Reproduce every line of the material below verbatim, changing, adding or dropping nothing.

- **Task inputs**:
-- Begin --

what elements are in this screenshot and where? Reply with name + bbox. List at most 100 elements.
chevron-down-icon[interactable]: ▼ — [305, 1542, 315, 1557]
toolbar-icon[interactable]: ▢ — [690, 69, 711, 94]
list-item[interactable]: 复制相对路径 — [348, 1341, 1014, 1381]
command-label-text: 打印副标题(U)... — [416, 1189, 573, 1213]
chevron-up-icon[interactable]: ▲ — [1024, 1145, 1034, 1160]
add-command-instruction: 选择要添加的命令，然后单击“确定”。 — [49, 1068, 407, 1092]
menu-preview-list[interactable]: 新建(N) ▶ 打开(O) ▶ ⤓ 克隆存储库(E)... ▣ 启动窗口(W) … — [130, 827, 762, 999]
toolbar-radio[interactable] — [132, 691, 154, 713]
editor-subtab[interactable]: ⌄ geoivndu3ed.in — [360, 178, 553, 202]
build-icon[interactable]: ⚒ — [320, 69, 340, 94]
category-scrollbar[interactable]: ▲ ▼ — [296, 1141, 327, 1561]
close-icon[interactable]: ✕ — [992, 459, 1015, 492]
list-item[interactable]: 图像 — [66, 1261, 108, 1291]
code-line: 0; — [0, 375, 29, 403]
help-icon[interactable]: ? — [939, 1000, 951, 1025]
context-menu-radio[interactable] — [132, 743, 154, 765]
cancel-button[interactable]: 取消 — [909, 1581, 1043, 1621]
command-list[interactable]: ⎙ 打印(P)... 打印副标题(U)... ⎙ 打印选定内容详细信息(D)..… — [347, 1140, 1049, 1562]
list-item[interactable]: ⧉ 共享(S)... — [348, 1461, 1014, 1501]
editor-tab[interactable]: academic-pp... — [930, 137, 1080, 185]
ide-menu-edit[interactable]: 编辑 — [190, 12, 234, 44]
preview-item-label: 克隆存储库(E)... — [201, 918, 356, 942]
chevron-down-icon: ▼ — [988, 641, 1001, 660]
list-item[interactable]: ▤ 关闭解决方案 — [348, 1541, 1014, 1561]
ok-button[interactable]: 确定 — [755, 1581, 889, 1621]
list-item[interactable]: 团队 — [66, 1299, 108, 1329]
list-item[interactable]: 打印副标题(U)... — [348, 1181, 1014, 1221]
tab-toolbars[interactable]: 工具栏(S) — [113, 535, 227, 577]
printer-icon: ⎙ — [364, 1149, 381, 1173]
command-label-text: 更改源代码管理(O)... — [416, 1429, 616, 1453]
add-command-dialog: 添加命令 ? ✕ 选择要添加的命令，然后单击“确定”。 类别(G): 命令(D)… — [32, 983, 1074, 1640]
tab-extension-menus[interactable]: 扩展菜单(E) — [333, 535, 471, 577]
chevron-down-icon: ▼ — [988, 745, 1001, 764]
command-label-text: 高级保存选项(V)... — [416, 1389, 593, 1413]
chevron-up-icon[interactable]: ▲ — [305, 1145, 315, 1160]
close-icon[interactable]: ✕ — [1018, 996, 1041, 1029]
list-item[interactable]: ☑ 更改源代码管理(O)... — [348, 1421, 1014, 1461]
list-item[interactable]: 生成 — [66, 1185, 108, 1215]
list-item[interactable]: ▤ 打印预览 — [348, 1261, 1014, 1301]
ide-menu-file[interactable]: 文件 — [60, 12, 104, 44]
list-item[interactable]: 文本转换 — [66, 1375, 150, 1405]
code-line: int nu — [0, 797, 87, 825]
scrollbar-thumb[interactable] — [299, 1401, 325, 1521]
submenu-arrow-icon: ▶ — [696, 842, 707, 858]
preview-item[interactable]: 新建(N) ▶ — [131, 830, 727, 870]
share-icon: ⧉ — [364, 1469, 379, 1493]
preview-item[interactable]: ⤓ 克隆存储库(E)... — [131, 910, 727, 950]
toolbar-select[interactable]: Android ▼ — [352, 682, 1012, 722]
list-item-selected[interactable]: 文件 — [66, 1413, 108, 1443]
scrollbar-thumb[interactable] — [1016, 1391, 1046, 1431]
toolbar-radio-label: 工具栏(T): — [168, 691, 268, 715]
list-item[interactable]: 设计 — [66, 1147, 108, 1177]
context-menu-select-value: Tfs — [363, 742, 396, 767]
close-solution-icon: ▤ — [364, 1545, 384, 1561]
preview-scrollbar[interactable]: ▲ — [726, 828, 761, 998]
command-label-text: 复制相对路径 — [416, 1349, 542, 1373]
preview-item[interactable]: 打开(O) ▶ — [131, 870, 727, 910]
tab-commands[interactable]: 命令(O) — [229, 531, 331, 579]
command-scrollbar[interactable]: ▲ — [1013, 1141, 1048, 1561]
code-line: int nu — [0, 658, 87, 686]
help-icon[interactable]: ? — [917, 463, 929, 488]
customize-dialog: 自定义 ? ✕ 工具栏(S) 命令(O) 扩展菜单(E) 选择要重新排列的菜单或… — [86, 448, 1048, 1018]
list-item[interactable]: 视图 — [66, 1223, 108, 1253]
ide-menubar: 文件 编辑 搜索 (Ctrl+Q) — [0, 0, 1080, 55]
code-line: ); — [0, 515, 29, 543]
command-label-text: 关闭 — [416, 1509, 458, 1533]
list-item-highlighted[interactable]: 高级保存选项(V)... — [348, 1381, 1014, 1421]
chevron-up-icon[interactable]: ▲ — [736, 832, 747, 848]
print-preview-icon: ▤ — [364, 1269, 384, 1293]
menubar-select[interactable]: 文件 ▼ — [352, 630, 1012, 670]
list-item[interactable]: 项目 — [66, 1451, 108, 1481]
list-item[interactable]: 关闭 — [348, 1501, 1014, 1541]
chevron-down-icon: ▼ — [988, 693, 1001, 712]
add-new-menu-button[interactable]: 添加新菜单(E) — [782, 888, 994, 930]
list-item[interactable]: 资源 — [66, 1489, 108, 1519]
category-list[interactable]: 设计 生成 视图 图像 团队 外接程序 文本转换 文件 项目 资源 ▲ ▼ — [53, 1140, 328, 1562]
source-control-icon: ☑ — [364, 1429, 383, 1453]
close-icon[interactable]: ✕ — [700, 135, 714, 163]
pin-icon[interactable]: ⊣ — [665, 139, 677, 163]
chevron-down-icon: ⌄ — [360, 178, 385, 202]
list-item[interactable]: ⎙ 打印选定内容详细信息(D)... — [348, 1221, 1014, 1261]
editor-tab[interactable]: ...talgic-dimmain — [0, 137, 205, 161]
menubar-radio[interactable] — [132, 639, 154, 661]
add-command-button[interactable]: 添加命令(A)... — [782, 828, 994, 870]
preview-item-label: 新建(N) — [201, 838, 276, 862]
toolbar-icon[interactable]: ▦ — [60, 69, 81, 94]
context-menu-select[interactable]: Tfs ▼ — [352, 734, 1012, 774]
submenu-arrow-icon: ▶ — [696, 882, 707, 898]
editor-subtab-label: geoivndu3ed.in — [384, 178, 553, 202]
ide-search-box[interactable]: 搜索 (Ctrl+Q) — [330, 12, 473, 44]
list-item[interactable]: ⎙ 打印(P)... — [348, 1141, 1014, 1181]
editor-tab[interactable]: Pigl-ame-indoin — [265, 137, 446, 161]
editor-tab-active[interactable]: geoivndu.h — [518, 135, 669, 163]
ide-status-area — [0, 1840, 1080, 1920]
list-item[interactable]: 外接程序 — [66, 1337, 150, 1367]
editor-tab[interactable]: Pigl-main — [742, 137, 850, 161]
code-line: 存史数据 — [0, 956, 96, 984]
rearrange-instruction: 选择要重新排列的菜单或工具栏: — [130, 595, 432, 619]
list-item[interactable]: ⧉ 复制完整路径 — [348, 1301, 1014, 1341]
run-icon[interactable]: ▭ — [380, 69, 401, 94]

-- End --

- **Result of the task**:
what elements are in this screenshot and where? Reply with name + bbox. List at most 100 elements.
chevron-down-icon[interactable]: ▼ — [305, 1542, 315, 1557]
toolbar-icon[interactable]: ▢ — [690, 69, 711, 94]
list-item[interactable]: 复制相对路径 — [348, 1341, 1014, 1381]
command-label-text: 打印副标题(U)... — [416, 1189, 573, 1213]
chevron-up-icon[interactable]: ▲ — [1024, 1145, 1034, 1160]
add-command-instruction: 选择要添加的命令，然后单击“确定”。 — [49, 1068, 407, 1092]
menu-preview-list[interactable]: 新建(N) ▶ 打开(O) ▶ ⤓ 克隆存储库(E)... ▣ 启动窗口(W) … — [130, 827, 762, 999]
toolbar-radio[interactable] — [132, 691, 154, 713]
editor-subtab[interactable]: ⌄ geoivndu3ed.in — [360, 178, 553, 202]
build-icon[interactable]: ⚒ — [320, 69, 340, 94]
category-scrollbar[interactable]: ▲ ▼ — [296, 1141, 327, 1561]
close-icon[interactable]: ✕ — [992, 459, 1015, 492]
list-item[interactable]: 图像 — [66, 1261, 108, 1291]
code-line: 0; — [0, 375, 29, 403]
help-icon[interactable]: ? — [939, 1000, 951, 1025]
context-menu-radio[interactable] — [132, 743, 154, 765]
cancel-button[interactable]: 取消 — [909, 1581, 1043, 1621]
command-list[interactable]: ⎙ 打印(P)... 打印副标题(U)... ⎙ 打印选定内容详细信息(D)..… — [347, 1140, 1049, 1562]
list-item[interactable]: ⧉ 共享(S)... — [348, 1461, 1014, 1501]
editor-tab[interactable]: academic-pp... — [930, 137, 1080, 185]
ide-menu-edit[interactable]: 编辑 — [190, 12, 234, 44]
preview-item-label: 克隆存储库(E)... — [201, 918, 356, 942]
chevron-down-icon: ▼ — [988, 641, 1001, 660]
list-item[interactable]: ▤ 关闭解决方案 — [348, 1541, 1014, 1561]
ok-button[interactable]: 确定 — [755, 1581, 889, 1621]
list-item[interactable]: 团队 — [66, 1299, 108, 1329]
list-item[interactable]: 打印副标题(U)... — [348, 1181, 1014, 1221]
tab-toolbars[interactable]: 工具栏(S) — [113, 535, 227, 577]
printer-icon: ⎙ — [364, 1149, 381, 1173]
command-label-text: 更改源代码管理(O)... — [416, 1429, 616, 1453]
add-command-dialog: 添加命令 ? ✕ 选择要添加的命令，然后单击“确定”。 类别(G): 命令(D)… — [32, 983, 1074, 1640]
tab-extension-menus[interactable]: 扩展菜单(E) — [333, 535, 471, 577]
chevron-down-icon: ▼ — [988, 745, 1001, 764]
command-label-text: 高级保存选项(V)... — [416, 1389, 593, 1413]
chevron-up-icon[interactable]: ▲ — [305, 1145, 315, 1160]
close-icon[interactable]: ✕ — [1018, 996, 1041, 1029]
list-item[interactable]: ☑ 更改源代码管理(O)... — [348, 1421, 1014, 1461]
list-item[interactable]: 生成 — [66, 1185, 108, 1215]
list-item[interactable]: ▤ 打印预览 — [348, 1261, 1014, 1301]
ide-menu-file[interactable]: 文件 — [60, 12, 104, 44]
list-item[interactable]: 文本转换 — [66, 1375, 150, 1405]
code-line: int nu — [0, 797, 87, 825]
scrollbar-thumb[interactable] — [299, 1401, 325, 1521]
submenu-arrow-icon: ▶ — [696, 842, 707, 858]
preview-item[interactable]: 新建(N) ▶ — [131, 830, 727, 870]
share-icon: ⧉ — [364, 1469, 379, 1493]
preview-item[interactable]: ⤓ 克隆存储库(E)... — [131, 910, 727, 950]
toolbar-select[interactable]: Android ▼ — [352, 682, 1012, 722]
list-item-selected[interactable]: 文件 — [66, 1413, 108, 1443]
scrollbar-thumb[interactable] — [1016, 1391, 1046, 1431]
toolbar-radio-label: 工具栏(T): — [168, 691, 268, 715]
list-item[interactable]: 设计 — [66, 1147, 108, 1177]
context-menu-select-value: Tfs — [363, 742, 396, 767]
close-solution-icon: ▤ — [364, 1545, 384, 1561]
preview-scrollbar[interactable]: ▲ — [726, 828, 761, 998]
command-label-text: 复制相对路径 — [416, 1349, 542, 1373]
preview-item[interactable]: 打开(O) ▶ — [131, 870, 727, 910]
tab-commands[interactable]: 命令(O) — [229, 531, 331, 579]
command-scrollbar[interactable]: ▲ — [1013, 1141, 1048, 1561]
code-line: int nu — [0, 658, 87, 686]
help-icon[interactable]: ? — [917, 463, 929, 488]
customize-dialog: 自定义 ? ✕ 工具栏(S) 命令(O) 扩展菜单(E) 选择要重新排列的菜单或… — [86, 448, 1048, 1018]
list-item[interactable]: 视图 — [66, 1223, 108, 1253]
ide-menubar: 文件 编辑 搜索 (Ctrl+Q) — [0, 0, 1080, 55]
code-line: ); — [0, 515, 29, 543]
command-label-text: 关闭 — [416, 1509, 458, 1533]
list-item-highlighted[interactable]: 高级保存选项(V)... — [348, 1381, 1014, 1421]
chevron-up-icon[interactable]: ▲ — [736, 832, 747, 848]
print-preview-icon: ▤ — [364, 1269, 384, 1293]
menubar-select[interactable]: 文件 ▼ — [352, 630, 1012, 670]
list-item[interactable]: 项目 — [66, 1451, 108, 1481]
list-item[interactable]: 关闭 — [348, 1501, 1014, 1541]
chevron-down-icon: ▼ — [988, 693, 1001, 712]
add-new-menu-button[interactable]: 添加新菜单(E) — [782, 888, 994, 930]
list-item[interactable]: 资源 — [66, 1489, 108, 1519]
category-list[interactable]: 设计 生成 视图 图像 团队 外接程序 文本转换 文件 项目 资源 ▲ ▼ — [53, 1140, 328, 1562]
source-control-icon: ☑ — [364, 1429, 383, 1453]
close-icon[interactable]: ✕ — [700, 135, 714, 163]
pin-icon[interactable]: ⊣ — [665, 139, 677, 163]
chevron-down-icon: ⌄ — [360, 178, 385, 202]
list-item[interactable]: ⎙ 打印选定内容详细信息(D)... — [348, 1221, 1014, 1261]
editor-tab[interactable]: ...talgic-dimmain — [0, 137, 205, 161]
menubar-radio[interactable] — [132, 639, 154, 661]
add-command-button[interactable]: 添加命令(A)... — [782, 828, 994, 870]
preview-item-label: 新建(N) — [201, 838, 276, 862]
toolbar-icon[interactable]: ▦ — [60, 69, 81, 94]
context-menu-select[interactable]: Tfs ▼ — [352, 734, 1012, 774]
submenu-arrow-icon: ▶ — [696, 882, 707, 898]
editor-subtab-label: geoivndu3ed.in — [384, 178, 553, 202]
ide-search-box[interactable]: 搜索 (Ctrl+Q) — [330, 12, 473, 44]
list-item[interactable]: ⎙ 打印(P)... — [348, 1141, 1014, 1181]
editor-tab[interactable]: Pigl-ame-indoin — [265, 137, 446, 161]
editor-tab-active[interactable]: geoivndu.h — [518, 135, 669, 163]
ide-status-area — [0, 1840, 1080, 1920]
list-item[interactable]: 外接程序 — [66, 1337, 150, 1367]
editor-tab[interactable]: Pigl-main — [742, 137, 850, 161]
code-line: 存史数据 — [0, 956, 96, 984]
rearrange-instruction: 选择要重新排列的菜单或工具栏: — [130, 595, 432, 619]
list-item[interactable]: ⧉ 复制完整路径 — [348, 1301, 1014, 1341]
run-icon[interactable]: ▭ — [380, 69, 401, 94]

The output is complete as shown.